Read the listing and extract each line that includes the word "Kept".
------ Raw records
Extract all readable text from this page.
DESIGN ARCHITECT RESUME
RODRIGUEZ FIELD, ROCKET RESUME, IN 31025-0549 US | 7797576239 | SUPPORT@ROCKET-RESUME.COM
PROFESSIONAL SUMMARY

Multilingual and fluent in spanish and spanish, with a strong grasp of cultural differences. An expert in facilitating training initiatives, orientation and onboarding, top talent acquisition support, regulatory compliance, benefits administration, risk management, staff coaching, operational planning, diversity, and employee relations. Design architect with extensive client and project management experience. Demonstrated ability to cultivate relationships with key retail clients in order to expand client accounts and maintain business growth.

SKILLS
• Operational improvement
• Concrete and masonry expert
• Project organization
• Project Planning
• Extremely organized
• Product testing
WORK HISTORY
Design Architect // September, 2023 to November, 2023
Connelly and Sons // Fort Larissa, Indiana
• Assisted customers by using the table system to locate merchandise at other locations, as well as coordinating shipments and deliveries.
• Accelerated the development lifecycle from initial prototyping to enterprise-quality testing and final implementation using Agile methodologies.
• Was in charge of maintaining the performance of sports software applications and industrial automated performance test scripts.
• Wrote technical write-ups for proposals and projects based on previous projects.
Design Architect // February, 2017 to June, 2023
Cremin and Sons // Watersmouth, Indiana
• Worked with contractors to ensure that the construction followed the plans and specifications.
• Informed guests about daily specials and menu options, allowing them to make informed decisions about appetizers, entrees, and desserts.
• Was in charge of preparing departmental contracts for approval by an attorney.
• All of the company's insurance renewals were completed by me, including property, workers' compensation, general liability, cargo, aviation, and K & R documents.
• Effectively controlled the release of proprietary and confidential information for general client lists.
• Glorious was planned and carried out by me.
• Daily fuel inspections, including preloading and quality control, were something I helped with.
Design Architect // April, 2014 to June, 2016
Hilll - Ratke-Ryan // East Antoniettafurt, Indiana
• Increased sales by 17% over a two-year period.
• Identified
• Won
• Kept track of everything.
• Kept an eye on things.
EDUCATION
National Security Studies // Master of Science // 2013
------------
- The reply:
• Kept track of everything.
• Kept an eye on things.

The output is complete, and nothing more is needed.